Exercise goal ->
Say how many lines of these entries include the word "name", and answer with the number alone.

Listing ->
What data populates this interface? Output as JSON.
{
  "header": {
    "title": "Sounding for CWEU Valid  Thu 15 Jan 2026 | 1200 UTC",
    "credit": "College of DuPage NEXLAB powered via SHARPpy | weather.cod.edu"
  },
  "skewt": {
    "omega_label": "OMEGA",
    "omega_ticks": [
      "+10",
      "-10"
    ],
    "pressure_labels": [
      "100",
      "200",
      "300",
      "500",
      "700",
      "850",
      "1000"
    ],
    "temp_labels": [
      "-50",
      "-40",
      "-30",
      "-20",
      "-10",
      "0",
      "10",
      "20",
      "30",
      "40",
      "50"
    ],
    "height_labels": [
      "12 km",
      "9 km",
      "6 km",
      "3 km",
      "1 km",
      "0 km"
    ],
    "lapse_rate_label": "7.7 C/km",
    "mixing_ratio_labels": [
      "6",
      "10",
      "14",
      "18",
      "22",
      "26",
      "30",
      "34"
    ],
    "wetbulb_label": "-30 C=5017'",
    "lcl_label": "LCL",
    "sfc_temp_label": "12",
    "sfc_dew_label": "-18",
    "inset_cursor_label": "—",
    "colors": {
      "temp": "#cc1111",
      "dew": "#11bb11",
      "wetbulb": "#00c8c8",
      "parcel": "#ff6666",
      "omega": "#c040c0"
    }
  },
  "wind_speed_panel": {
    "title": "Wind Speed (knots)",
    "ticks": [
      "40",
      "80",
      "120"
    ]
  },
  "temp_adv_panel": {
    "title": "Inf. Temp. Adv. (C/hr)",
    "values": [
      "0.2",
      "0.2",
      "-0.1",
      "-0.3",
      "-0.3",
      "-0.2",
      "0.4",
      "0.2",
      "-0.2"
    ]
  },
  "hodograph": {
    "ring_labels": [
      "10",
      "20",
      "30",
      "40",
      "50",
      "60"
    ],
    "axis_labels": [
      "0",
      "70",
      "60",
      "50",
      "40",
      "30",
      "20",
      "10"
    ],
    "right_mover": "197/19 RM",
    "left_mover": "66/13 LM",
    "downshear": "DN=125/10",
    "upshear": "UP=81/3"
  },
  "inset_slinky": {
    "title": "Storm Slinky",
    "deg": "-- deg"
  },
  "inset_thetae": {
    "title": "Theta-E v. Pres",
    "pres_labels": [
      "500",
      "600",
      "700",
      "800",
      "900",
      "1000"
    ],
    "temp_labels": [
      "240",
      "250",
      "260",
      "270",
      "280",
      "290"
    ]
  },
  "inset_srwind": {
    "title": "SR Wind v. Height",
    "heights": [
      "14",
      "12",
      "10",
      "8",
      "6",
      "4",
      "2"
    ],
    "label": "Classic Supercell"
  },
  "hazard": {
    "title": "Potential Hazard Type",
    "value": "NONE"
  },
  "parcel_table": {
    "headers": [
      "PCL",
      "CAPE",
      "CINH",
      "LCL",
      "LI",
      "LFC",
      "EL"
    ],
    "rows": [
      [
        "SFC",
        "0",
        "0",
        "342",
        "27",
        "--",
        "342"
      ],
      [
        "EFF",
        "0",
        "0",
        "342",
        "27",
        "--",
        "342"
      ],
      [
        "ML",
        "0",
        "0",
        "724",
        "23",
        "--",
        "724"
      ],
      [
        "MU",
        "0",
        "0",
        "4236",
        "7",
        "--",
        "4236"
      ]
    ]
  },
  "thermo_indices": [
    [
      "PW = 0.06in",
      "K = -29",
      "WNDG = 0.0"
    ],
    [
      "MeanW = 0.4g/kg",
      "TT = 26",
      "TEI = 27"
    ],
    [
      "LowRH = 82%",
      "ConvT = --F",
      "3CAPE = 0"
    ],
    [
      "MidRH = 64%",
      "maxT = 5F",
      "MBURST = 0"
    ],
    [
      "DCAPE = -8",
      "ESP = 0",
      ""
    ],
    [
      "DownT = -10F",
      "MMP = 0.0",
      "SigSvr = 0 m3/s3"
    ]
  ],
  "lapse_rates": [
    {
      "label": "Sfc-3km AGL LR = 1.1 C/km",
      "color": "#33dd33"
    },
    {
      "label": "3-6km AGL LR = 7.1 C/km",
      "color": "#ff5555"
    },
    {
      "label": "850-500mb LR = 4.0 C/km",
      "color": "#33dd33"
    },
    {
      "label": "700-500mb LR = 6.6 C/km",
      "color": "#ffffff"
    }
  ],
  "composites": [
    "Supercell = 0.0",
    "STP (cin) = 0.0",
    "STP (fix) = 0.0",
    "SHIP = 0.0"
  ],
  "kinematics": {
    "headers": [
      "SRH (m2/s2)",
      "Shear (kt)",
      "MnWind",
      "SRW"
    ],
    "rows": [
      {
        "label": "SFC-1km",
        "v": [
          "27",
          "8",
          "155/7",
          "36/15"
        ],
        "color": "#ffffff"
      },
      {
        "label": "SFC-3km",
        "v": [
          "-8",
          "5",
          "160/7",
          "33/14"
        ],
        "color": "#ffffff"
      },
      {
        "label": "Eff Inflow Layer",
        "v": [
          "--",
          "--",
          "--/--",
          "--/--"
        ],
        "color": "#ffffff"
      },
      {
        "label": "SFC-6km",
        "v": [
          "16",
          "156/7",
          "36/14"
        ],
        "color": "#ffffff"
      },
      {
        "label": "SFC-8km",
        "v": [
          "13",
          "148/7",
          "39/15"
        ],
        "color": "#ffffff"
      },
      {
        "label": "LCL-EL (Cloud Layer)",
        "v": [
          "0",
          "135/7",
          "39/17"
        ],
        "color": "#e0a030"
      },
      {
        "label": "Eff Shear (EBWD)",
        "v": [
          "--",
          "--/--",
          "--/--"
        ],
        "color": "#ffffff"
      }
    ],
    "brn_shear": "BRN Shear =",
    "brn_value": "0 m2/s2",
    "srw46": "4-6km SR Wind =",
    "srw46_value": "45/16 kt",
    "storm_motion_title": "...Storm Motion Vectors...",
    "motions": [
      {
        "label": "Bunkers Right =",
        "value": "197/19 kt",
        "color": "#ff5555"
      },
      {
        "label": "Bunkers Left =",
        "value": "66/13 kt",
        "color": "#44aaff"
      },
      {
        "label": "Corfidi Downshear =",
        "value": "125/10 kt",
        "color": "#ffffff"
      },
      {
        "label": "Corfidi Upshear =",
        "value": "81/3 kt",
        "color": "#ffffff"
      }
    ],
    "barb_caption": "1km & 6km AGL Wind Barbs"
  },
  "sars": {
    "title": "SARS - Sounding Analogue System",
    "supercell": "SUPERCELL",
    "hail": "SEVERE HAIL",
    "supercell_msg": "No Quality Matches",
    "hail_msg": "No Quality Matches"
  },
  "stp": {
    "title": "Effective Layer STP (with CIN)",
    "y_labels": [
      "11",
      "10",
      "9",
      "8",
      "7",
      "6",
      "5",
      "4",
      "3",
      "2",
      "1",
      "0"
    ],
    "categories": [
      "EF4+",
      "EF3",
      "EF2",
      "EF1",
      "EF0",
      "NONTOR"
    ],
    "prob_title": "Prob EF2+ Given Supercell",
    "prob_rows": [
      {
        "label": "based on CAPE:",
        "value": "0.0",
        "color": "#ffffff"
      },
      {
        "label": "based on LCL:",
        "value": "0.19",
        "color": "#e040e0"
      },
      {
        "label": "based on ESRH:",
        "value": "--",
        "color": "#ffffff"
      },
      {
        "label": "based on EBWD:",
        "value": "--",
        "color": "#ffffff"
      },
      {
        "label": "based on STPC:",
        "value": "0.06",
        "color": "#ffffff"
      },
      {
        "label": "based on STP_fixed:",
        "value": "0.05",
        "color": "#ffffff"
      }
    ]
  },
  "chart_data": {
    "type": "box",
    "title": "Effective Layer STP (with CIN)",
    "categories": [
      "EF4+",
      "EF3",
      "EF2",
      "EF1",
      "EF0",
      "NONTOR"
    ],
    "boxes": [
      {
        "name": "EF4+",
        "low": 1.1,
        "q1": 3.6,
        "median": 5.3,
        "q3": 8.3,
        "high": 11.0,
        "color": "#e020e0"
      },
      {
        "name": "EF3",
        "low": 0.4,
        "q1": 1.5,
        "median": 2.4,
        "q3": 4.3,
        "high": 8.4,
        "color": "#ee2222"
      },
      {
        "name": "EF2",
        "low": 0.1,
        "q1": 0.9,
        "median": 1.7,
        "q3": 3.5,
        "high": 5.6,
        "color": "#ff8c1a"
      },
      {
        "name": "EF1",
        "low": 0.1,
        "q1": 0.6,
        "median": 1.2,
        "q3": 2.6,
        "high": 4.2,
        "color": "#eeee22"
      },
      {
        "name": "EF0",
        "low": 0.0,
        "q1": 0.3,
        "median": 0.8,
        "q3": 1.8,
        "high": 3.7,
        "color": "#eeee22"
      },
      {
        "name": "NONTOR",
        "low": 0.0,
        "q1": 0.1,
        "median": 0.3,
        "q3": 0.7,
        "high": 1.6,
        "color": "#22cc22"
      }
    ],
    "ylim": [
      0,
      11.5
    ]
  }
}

Result of the task ->
6